Dataset items:
══════════

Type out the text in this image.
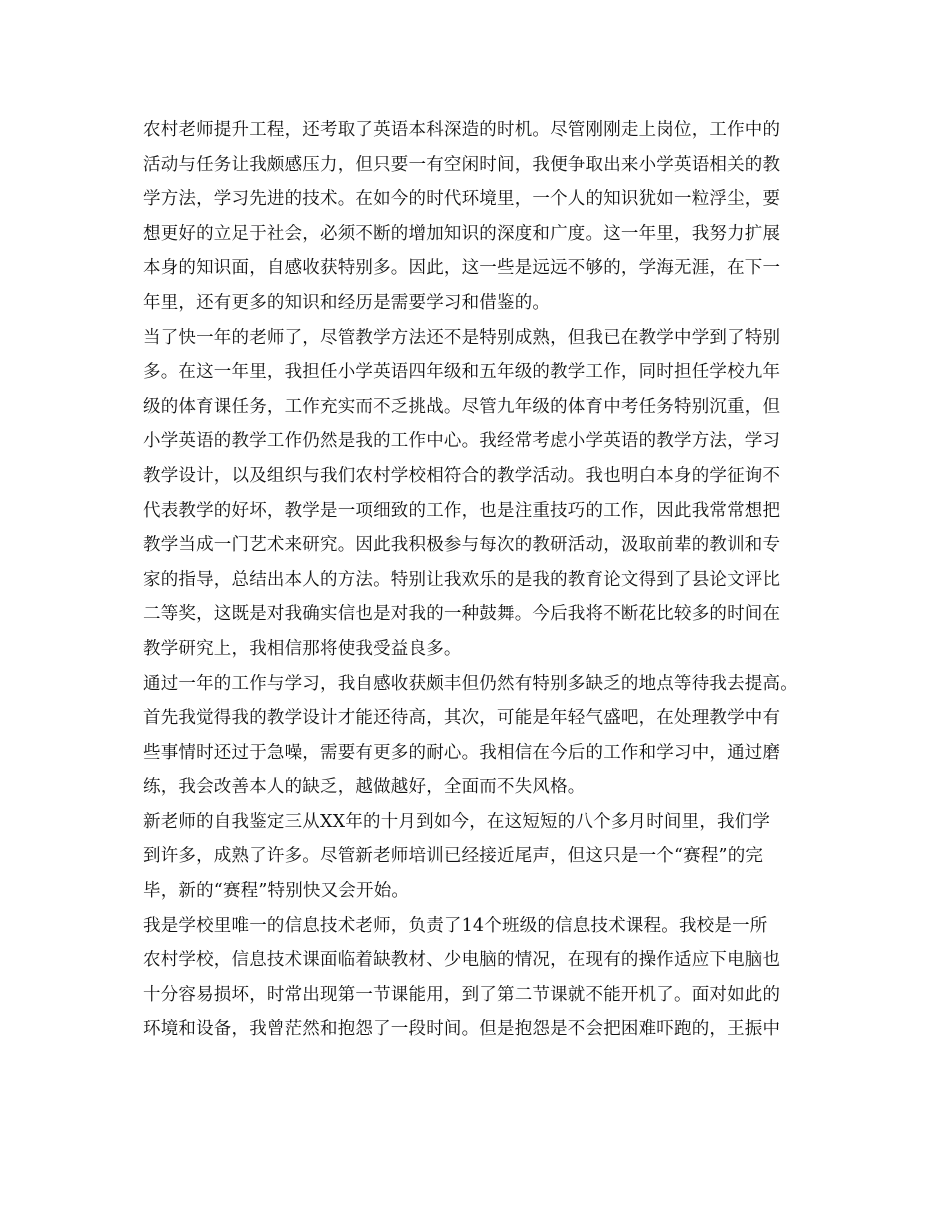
农村老师提升工程，还考取了英语本科深造的时机。尽管刚刚走上岗位，工作中的
活动与任务让我颇感压力，但只要一有空闲时间，我便争取出来小学英语相关的教
学方法，学习先进的技术。在如今的时代环境里，一个人的知识犹如一粒浮尘，要
想更好的立足于社会，必须不断的增加知识的深度和广度。这一年里，我努力扩展
本身的知识面，自感收获特别多。因此，这一些是远远不够的，学海无涯，在下一
年里，还有更多的知识和经历是需要学习和借鉴的。

当了快一年的老师了，尽管教学方法还不是特别成熟，但我已在教学中学到了特别
多。在这一年里，我担任小学英语四年级和五年级的教学工作，同时担任学校九年
级的体育课任务，工作充实而不乏挑战。尽管九年级的体育中考任务特别沉重，但
小学英语的教学工作仍然是我的工作中心。我经常考虑小学英语的教学方法，学习
教学设计，以及组织与我们农村学校相符合的教学活动。我也明白本身的学征询不
代表教学的好坏，教学是一项细致的工作，也是注重技巧的工作，因此我常常想把
教学当成一门艺术来研究。因此我积极参与每次的教研活动，汲取前辈的教训和专
家的指导，总结出本人的方法。特别让我欢乐的是我的教育论文得到了县论文评比
二等奖，这既是对我确实信也是对我的一种鼓舞。今后我将不断花比较多的时间在
教学研究上，我相信那将使我受益良多。

通过一年的工作与学习，我自感收获颇丰但仍然有特别多缺乏的地点等待我去提高。
首先我觉得我的教学设计才能还待高，其次，可能是年轻气盛吧，在处理教学中有
些事情时还过于急噪，需要有更多的耐心。我相信在今后的工作和学习中，通过磨
练，我会改善本人的缺乏，越做越好，全面而不失风格。

新老师的自我鉴定三从XX年的十月到如今，在这短短的八个多月时间里，我们学
到许多，成熟了许多。尽管新老师培训已经接近尾声，但这只是一个“赛程”的完
毕，新的“赛程”特别快又会开始。

我是学校里唯一的信息技术老师，负责了14个班级的信息技术课程。我校是一所
农村学校，信息技术课面临着缺教材、少电脑的情况，在现有的操作适应下电脑也
十分容易损坏，时常出现第一节课能用，到了第二节课就不能开机了。面对如此的
环境和设备，我曾茫然和抱怨了一段时间。但是抱怨是不会把困难吓跑的，王振中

══════════

Aim of the task: Reproduce each line exactly, please, except for any pictures.

Solution to this task:
Type out the text in this image.
农村老师提升工程，还考取了英语本科深造的时机。尽管刚刚走上岗位，工作中的
活动与任务让我颇感压力，但只要一有空闲时间，我便争取出来小学英语相关的教
学方法，学习先进的技术。在如今的时代环境里，一个人的知识犹如一粒浮尘，要
想更好的立足于社会，必须不断的增加知识的深度和广度。这一年里，我努力扩展
本身的知识面，自感收获特别多。因此，这一些是远远不够的，学海无涯，在下一
年里，还有更多的知识和经历是需要学习和借鉴的。

当了快一年的老师了，尽管教学方法还不是特别成熟，但我已在教学中学到了特别
多。在这一年里，我担任小学英语四年级和五年级的教学工作，同时担任学校九年
级的体育课任务，工作充实而不乏挑战。尽管九年级的体育中考任务特别沉重，但
小学英语的教学工作仍然是我的工作中心。我经常考虑小学英语的教学方法，学习
教学设计，以及组织与我们农村学校相符合的教学活动。我也明白本身的学征询不
代表教学的好坏，教学是一项细致的工作，也是注重技巧的工作，因此我常常想把
教学当成一门艺术来研究。因此我积极参与每次的教研活动，汲取前辈的教训和专
家的指导，总结出本人的方法。特别让我欢乐的是我的教育论文得到了县论文评比
二等奖，这既是对我确实信也是对我的一种鼓舞。今后我将不断花比较多的时间在
教学研究上，我相信那将使我受益良多。

通过一年的工作与学习，我自感收获颇丰但仍然有特别多缺乏的地点等待我去提高。
首先我觉得我的教学设计才能还待高，其次，可能是年轻气盛吧，在处理教学中有
些事情时还过于急噪，需要有更多的耐心。我相信在今后的工作和学习中，通过磨
练，我会改善本人的缺乏，越做越好，全面而不失风格。

新老师的自我鉴定三从XX年的十月到如今，在这短短的八个多月时间里，我们学
到许多，成熟了许多。尽管新老师培训已经接近尾声，但这只是一个“赛程”的完
毕，新的“赛程”特别快又会开始。

我是学校里唯一的信息技术老师，负责了14个班级的信息技术课程。我校是一所
农村学校，信息技术课面临着缺教材、少电脑的情况，在现有的操作适应下电脑也
十分容易损坏，时常出现第一节课能用，到了第二节课就不能开机了。面对如此的
环境和设备，我曾茫然和抱怨了一段时间。但是抱怨是不会把困难吓跑的，王振中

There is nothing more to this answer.